= What the exercise asks =
Copy the records below as a numbered list, leaving out blank lines, from the first line of the records up to and including the line with "tweet-line-mention: @YOM_Official believes".

(begin)

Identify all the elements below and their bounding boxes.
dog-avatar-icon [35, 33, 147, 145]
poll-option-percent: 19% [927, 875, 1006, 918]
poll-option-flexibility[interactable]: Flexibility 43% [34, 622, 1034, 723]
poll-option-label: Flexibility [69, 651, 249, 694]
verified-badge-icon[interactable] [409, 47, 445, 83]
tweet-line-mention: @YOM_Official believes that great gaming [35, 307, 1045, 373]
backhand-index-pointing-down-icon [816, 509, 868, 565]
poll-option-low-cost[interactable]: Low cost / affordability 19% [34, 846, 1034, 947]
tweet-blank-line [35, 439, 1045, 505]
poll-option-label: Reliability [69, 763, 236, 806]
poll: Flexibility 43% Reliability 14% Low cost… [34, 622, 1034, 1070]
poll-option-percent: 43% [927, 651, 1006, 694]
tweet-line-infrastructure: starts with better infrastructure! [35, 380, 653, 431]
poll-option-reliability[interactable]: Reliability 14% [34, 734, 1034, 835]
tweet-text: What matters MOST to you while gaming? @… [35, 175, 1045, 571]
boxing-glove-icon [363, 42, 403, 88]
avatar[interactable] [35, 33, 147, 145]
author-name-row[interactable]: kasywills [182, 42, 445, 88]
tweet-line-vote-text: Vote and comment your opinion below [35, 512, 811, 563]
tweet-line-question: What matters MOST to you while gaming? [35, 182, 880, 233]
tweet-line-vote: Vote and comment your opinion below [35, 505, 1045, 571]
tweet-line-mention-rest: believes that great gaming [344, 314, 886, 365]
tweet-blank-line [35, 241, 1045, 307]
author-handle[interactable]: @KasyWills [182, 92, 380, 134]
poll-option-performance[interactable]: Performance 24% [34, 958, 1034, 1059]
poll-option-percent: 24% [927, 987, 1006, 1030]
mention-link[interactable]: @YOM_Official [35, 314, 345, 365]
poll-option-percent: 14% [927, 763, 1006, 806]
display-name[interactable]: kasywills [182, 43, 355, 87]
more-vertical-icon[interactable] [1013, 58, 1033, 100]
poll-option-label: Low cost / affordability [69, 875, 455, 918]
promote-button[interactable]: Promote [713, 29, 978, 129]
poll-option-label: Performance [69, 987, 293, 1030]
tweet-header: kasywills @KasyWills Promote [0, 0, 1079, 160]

(end)

= In response =
1. Identify all the elements below and their bounding boxes.
2. dog-avatar-icon [35, 33, 147, 145]
3. poll-option-percent: 19% [927, 875, 1006, 918]
4. poll-option-flexibility[interactable]: Flexibility 43% [34, 622, 1034, 723]
5. poll-option-label: Flexibility [69, 651, 249, 694]
6. verified-badge-icon[interactable] [409, 47, 445, 83]
7. tweet-line-mention: @YOM_Official believes that great gaming [35, 307, 1045, 373]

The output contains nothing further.